Filter the entries below, keeping every line that has the word "image".

===== Records provided

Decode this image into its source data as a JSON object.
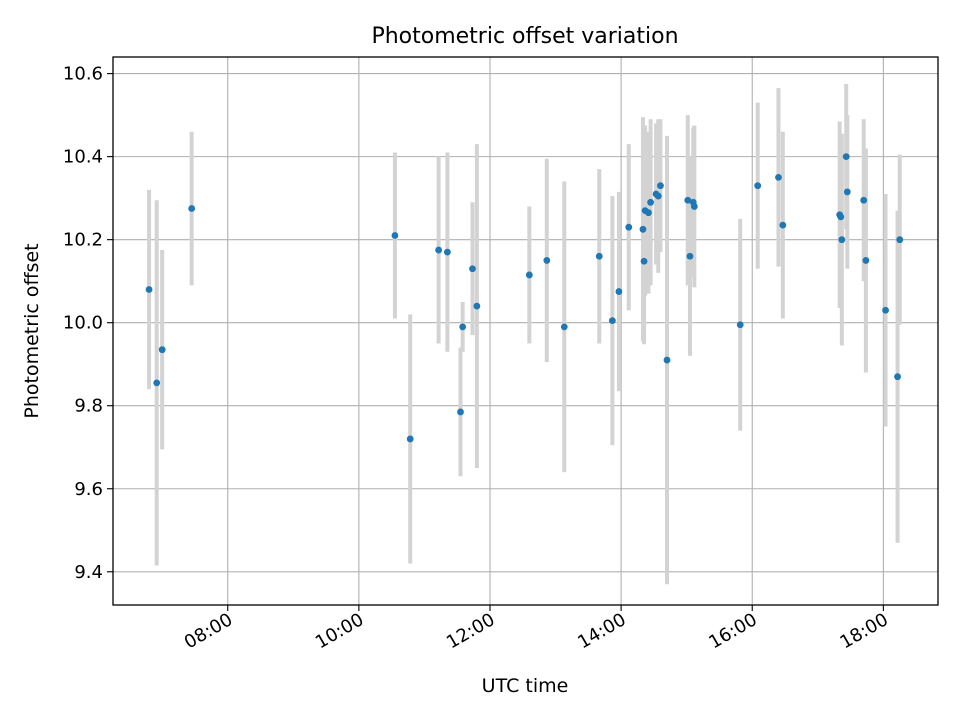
{
  "chart_data": {
    "type": "scatter",
    "title": "Photometric offset variation",
    "xlabel": "UTC time",
    "ylabel": "Photometric offset",
    "x_type": "time",
    "xlim": [
      "06:15",
      "18:50"
    ],
    "ylim": [
      9.32,
      10.64
    ],
    "x_ticks": [
      "08:00",
      "10:00",
      "12:00",
      "14:00",
      "16:00",
      "18:00"
    ],
    "y_ticks": [
      9.4,
      9.6,
      9.8,
      10.0,
      10.2,
      10.4,
      10.6
    ],
    "x_tick_labels": [
      "08:00",
      "10:00",
      "12:00",
      "14:00",
      "16:00",
      "18:00"
    ],
    "y_tick_labels": [
      "9.4",
      "9.6",
      "9.8",
      "10.0",
      "10.2",
      "10.4",
      "10.6"
    ],
    "grid": true,
    "legend": false,
    "colors": {
      "points": "#1f77b4",
      "error_bars": "#d3d3d3"
    },
    "series": [
      {
        "x": [
          "06:48",
          "06:55",
          "07:00",
          "07:27",
          "10:33",
          "10:47",
          "11:13",
          "11:21",
          "11:33",
          "11:35",
          "11:44",
          "11:48",
          "12:36",
          "12:52",
          "13:08",
          "13:40",
          "13:52",
          "13:58",
          "14:07",
          "14:20",
          "14:21",
          "14:22",
          "14:25",
          "14:27",
          "14:32",
          "14:34",
          "14:36",
          "14:42",
          "15:01",
          "15:03",
          "15:06",
          "15:07",
          "15:49",
          "16:05",
          "16:24",
          "16:28",
          "17:20",
          "17:21",
          "17:22",
          "17:26",
          "17:27",
          "17:42",
          "17:44",
          "18:02",
          "18:13",
          "18:15"
        ],
        "y": [
          10.08,
          9.855,
          9.935,
          10.275,
          10.21,
          9.72,
          10.175,
          10.17,
          9.785,
          9.99,
          10.13,
          10.04,
          10.115,
          10.15,
          9.99,
          10.16,
          10.005,
          10.075,
          10.23,
          10.225,
          10.148,
          10.27,
          10.265,
          10.29,
          10.31,
          10.305,
          10.33,
          9.91,
          10.295,
          10.16,
          10.29,
          10.28,
          9.995,
          10.33,
          10.35,
          10.235,
          10.26,
          10.255,
          10.2,
          10.4,
          10.315,
          10.295,
          10.15,
          10.03,
          9.87,
          10.2
        ],
        "yerr": [
          0.24,
          0.44,
          0.24,
          0.185,
          0.2,
          0.3,
          0.225,
          0.24,
          0.155,
          0.06,
          0.16,
          0.39,
          0.165,
          0.245,
          0.35,
          0.21,
          0.3,
          0.24,
          0.2,
          0.27,
          0.2,
          0.205,
          0.195,
          0.2,
          0.17,
          0.185,
          0.16,
          0.54,
          0.205,
          0.24,
          0.18,
          0.195,
          0.255,
          0.2,
          0.215,
          0.225,
          0.225,
          0.2,
          0.255,
          0.175,
          0.185,
          0.195,
          0.27,
          0.28,
          0.4,
          0.205
        ]
      }
    ]
  }
}
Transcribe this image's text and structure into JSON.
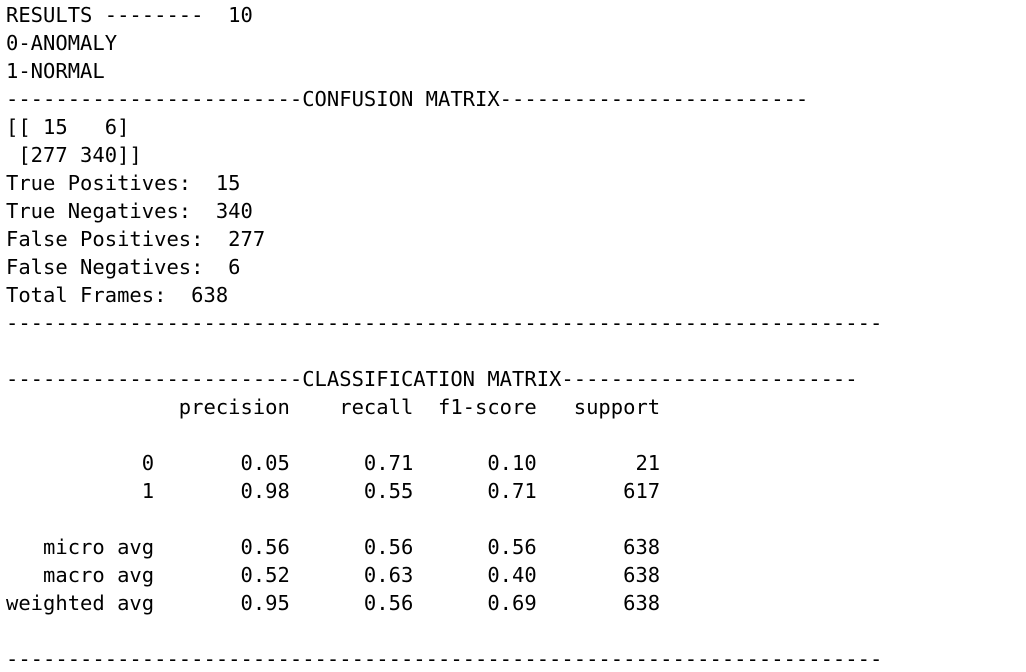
{
  "terminal": {
    "lines": [
      "RESULTS --------  10",
      "0-ANOMALY",
      "1-NORMAL",
      "------------------------CONFUSION MATRIX-------------------------",
      "[[ 15   6]",
      " [277 340]]",
      "True Positives:  15",
      "True Negatives:  340",
      "False Positives:  277",
      "False Negatives:  6",
      "Total Frames:  638",
      "-----------------------------------------------------------------------",
      "",
      "------------------------CLASSIFICATION MATRIX------------------------",
      "              precision    recall  f1-score   support",
      "",
      "           0       0.05      0.71      0.10        21",
      "           1       0.98      0.55      0.71       617",
      "",
      "   micro avg       0.56      0.56      0.56       638",
      "   macro avg       0.52      0.63      0.40       638",
      "weighted avg       0.95      0.56      0.69       638",
      "",
      "-----------------------------------------------------------------------"
    ]
  }
}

==========

• [Output for this task]:
Decode this image into its source data as a JSON object.
Transcribe this image's text and structure into JSON.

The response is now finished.